What to produce: Write out the entries below once more, exactly, with the pictures left out.
----
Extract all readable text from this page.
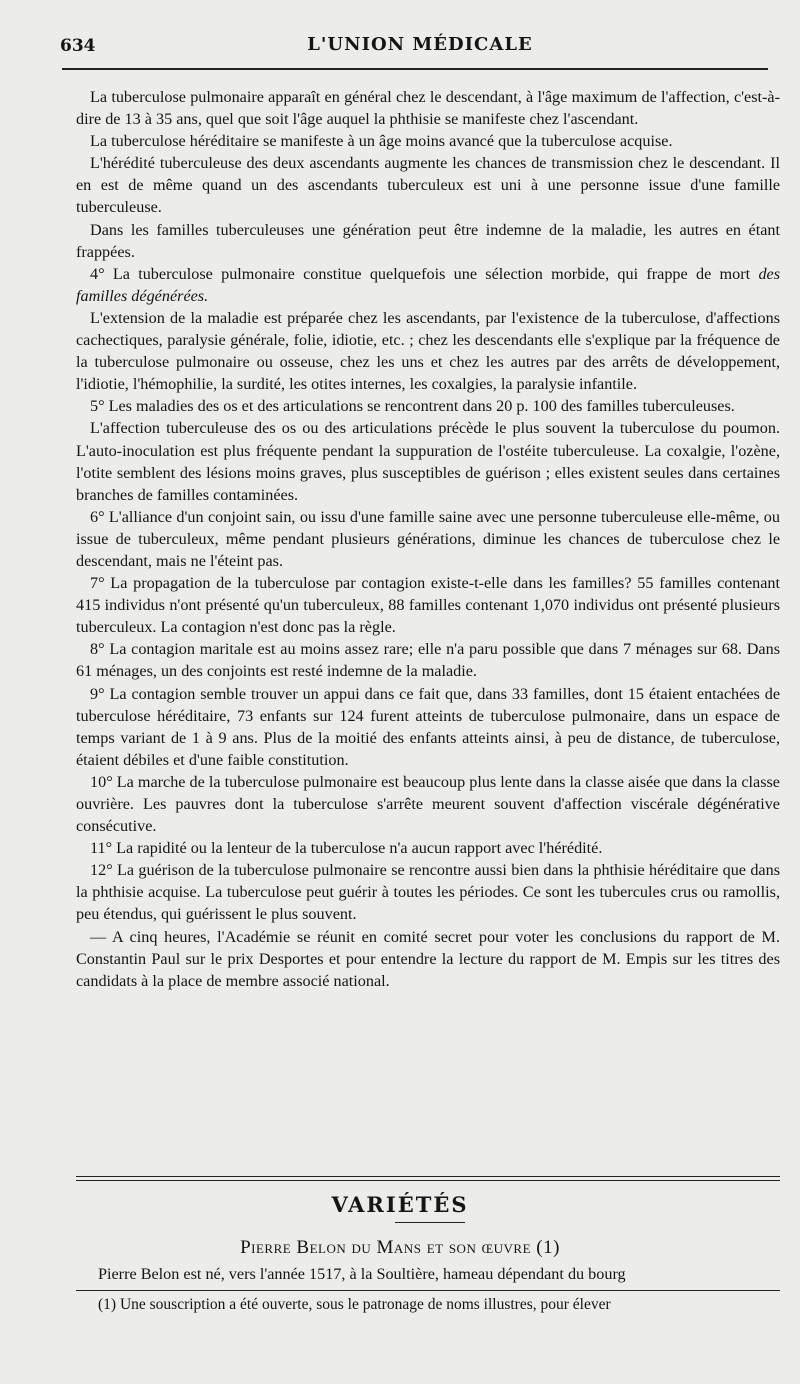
634	L'UNION MÉDICALE

La tuberculose pulmonaire apparaît en général chez le descendant, à l'âge maximum de l'affection, c'est-à-dire de 13 à 35 ans, quel que soit l'âge auquel la phthisie se manifeste chez l'ascendant.

La tuberculose héréditaire se manifeste à un âge moins avancé que la tuberculose acquise.

L'hérédité tuberculeuse des deux ascendants augmente les chances de transmission chez le descendant. Il en est de même quand un des ascendants tuberculeux est uni à une personne issue d'une famille tuberculeuse.

Dans les familles tuberculeuses une génération peut être indemne de la maladie, les autres en étant frappées.

4° La tuberculose pulmonaire constitue quelquefois une sélection morbide, qui frappe de mort des familles dégénérées.

L'extension de la maladie est préparée chez les ascendants, par l'existence de la tuberculose, d'affections cachectiques, paralysie générale, folie, idiotie, etc. ; chez les descendants elle s'explique par la fréquence de la tuberculose pulmonaire ou osseuse, chez les uns et chez les autres par des arrêts de développement, l'idiotie, l'hémophilie, la surdité, les otites internes, les coxalgies, la paralysie infantile.

5° Les maladies des os et des articulations se rencontrent dans 20 p. 100 des familles tuberculeuses.

L'affection tuberculeuse des os ou des articulations précède le plus souvent la tuberculose du poumon. L'auto-inoculation est plus fréquente pendant la suppuration de l'ostéite tuberculeuse. La coxalgie, l'ozène, l'otite semblent des lésions moins graves, plus susceptibles de guérison ; elles existent seules dans certaines branches de familles contaminées.

6° L'alliance d'un conjoint sain, ou issu d'une famille saine avec une personne tuberculeuse elle-même, ou issue de tuberculeux, même pendant plusieurs générations, diminue les chances de tuberculose chez le descendant, mais ne l'éteint pas.

7° La propagation de la tuberculose par contagion existe-t-elle dans les familles? 55 familles contenant 415 individus n'ont présenté qu'un tuberculeux, 88 familles contenant 1,070 individus ont présenté plusieurs tuberculeux. La contagion n'est donc pas la règle.

8° La contagion maritale est au moins assez rare; elle n'a paru possible que dans 7 ménages sur 68. Dans 61 ménages, un des conjoints est resté indemne de la maladie.

9° La contagion semble trouver un appui dans ce fait que, dans 33 familles, dont 15 étaient entachées de tuberculose héréditaire, 73 enfants sur 124 furent atteints de tuberculose pulmonaire, dans un espace de temps variant de 1 à 9 ans. Plus de la moitié des enfants atteints ainsi, à peu de distance, de tuberculose, étaient débiles et d'une faible constitution.

10° La marche de la tuberculose pulmonaire est beaucoup plus lente dans la classe aisée que dans la classe ouvrière. Les pauvres dont la tuberculose s'arrête meurent souvent d'affection viscérale dégénérative consécutive.

11° La rapidité ou la lenteur de la tuberculose n'a aucun rapport avec l'hérédité.

12° La guérison de la tuberculose pulmonaire se rencontre aussi bien dans la phthisie héréditaire que dans la phthisie acquise. La tuberculose peut guérir à toutes les périodes. Ce sont les tubercules crus ou ramollis, peu étendus, qui guérissent le plus souvent.

— A cinq heures, l'Académie se réunit en comité secret pour voter les conclusions du rapport de M. Constantin Paul sur le prix Desportes et pour entendre la lecture du rapport de M. Empis sur les titres des candidats à la place de membre associé national.

VARIÉTÉS
Pierre Belon du Mans et son œuvre (1)
Pierre Belon est né, vers l'année 1517, à la Soultière, hameau dépendant du bourg
(1) Une souscription a été ouverte, sous le patronage de noms illustres, pour élever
----
Output for this task:
Extract all readable text from this page.
634	L'UNION MÉDICALE

La tuberculose pulmonaire apparaît en général chez le descendant, à l'âge maximum de l'affection, c'est-à-dire de 13 à 35 ans, quel que soit l'âge auquel la phthisie se manifeste chez l'ascendant.

La tuberculose héréditaire se manifeste à un âge moins avancé que la tuberculose acquise.

L'hérédité tuberculeuse des deux ascendants augmente les chances de transmission chez le descendant. Il en est de même quand un des ascendants tuberculeux est uni à une personne issue d'une famille tuberculeuse.

Dans les familles tuberculeuses une génération peut être indemne de la maladie, les autres en étant frappées.

4° La tuberculose pulmonaire constitue quelquefois une sélection morbide, qui frappe de mort des familles dégénérées.

L'extension de la maladie est préparée chez les ascendants, par l'existence de la tuberculose, d'affections cachectiques, paralysie générale, folie, idiotie, etc. ; chez les descendants elle s'explique par la fréquence de la tuberculose pulmonaire ou osseuse, chez les uns et chez les autres par des arrêts de développement, l'idiotie, l'hémophilie, la surdité, les otites internes, les coxalgies, la paralysie infantile.

5° Les maladies des os et des articulations se rencontrent dans 20 p. 100 des familles tuberculeuses.

L'affection tuberculeuse des os ou des articulations précède le plus souvent la tuberculose du poumon. L'auto-inoculation est plus fréquente pendant la suppuration de l'ostéite tuberculeuse. La coxalgie, l'ozène, l'otite semblent des lésions moins graves, plus susceptibles de guérison ; elles existent seules dans certaines branches de familles contaminées.

6° L'alliance d'un conjoint sain, ou issu d'une famille saine avec une personne tuberculeuse elle-même, ou issue de tuberculeux, même pendant plusieurs générations, diminue les chances de tuberculose chez le descendant, mais ne l'éteint pas.

7° La propagation de la tuberculose par contagion existe-t-elle dans les familles? 55 familles contenant 415 individus n'ont présenté qu'un tuberculeux, 88 familles contenant 1,070 individus ont présenté plusieurs tuberculeux. La contagion n'est donc pas la règle.

8° La contagion maritale est au moins assez rare; elle n'a paru possible que dans 7 ménages sur 68. Dans 61 ménages, un des conjoints est resté indemne de la maladie.

9° La contagion semble trouver un appui dans ce fait que, dans 33 familles, dont 15 étaient entachées de tuberculose héréditaire, 73 enfants sur 124 furent atteints de tuberculose pulmonaire, dans un espace de temps variant de 1 à 9 ans. Plus de la moitié des enfants atteints ainsi, à peu de distance, de tuberculose, étaient débiles et d'une faible constitution.

10° La marche de la tuberculose pulmonaire est beaucoup plus lente dans la classe aisée que dans la classe ouvrière. Les pauvres dont la tuberculose s'arrête meurent souvent d'affection viscérale dégénérative consécutive.

11° La rapidité ou la lenteur de la tuberculose n'a aucun rapport avec l'hérédité.

12° La guérison de la tuberculose pulmonaire se rencontre aussi bien dans la phthisie héréditaire que dans la phthisie acquise. La tuberculose peut guérir à toutes les périodes. Ce sont les tubercules crus ou ramollis, peu étendus, qui guérissent le plus souvent.

— A cinq heures, l'Académie se réunit en comité secret pour voter les conclusions du rapport de M. Constantin Paul sur le prix Desportes et pour entendre la lecture du rapport de M. Empis sur les titres des candidats à la place de membre associé national.

VARIÉTÉS
Pierre Belon du Mans et son œuvre (1)
Pierre Belon est né, vers l'année 1517, à la Soultière, hameau dépendant du bourg
(1) Une souscription a été ouverte, sous le patronage de noms illustres, pour élever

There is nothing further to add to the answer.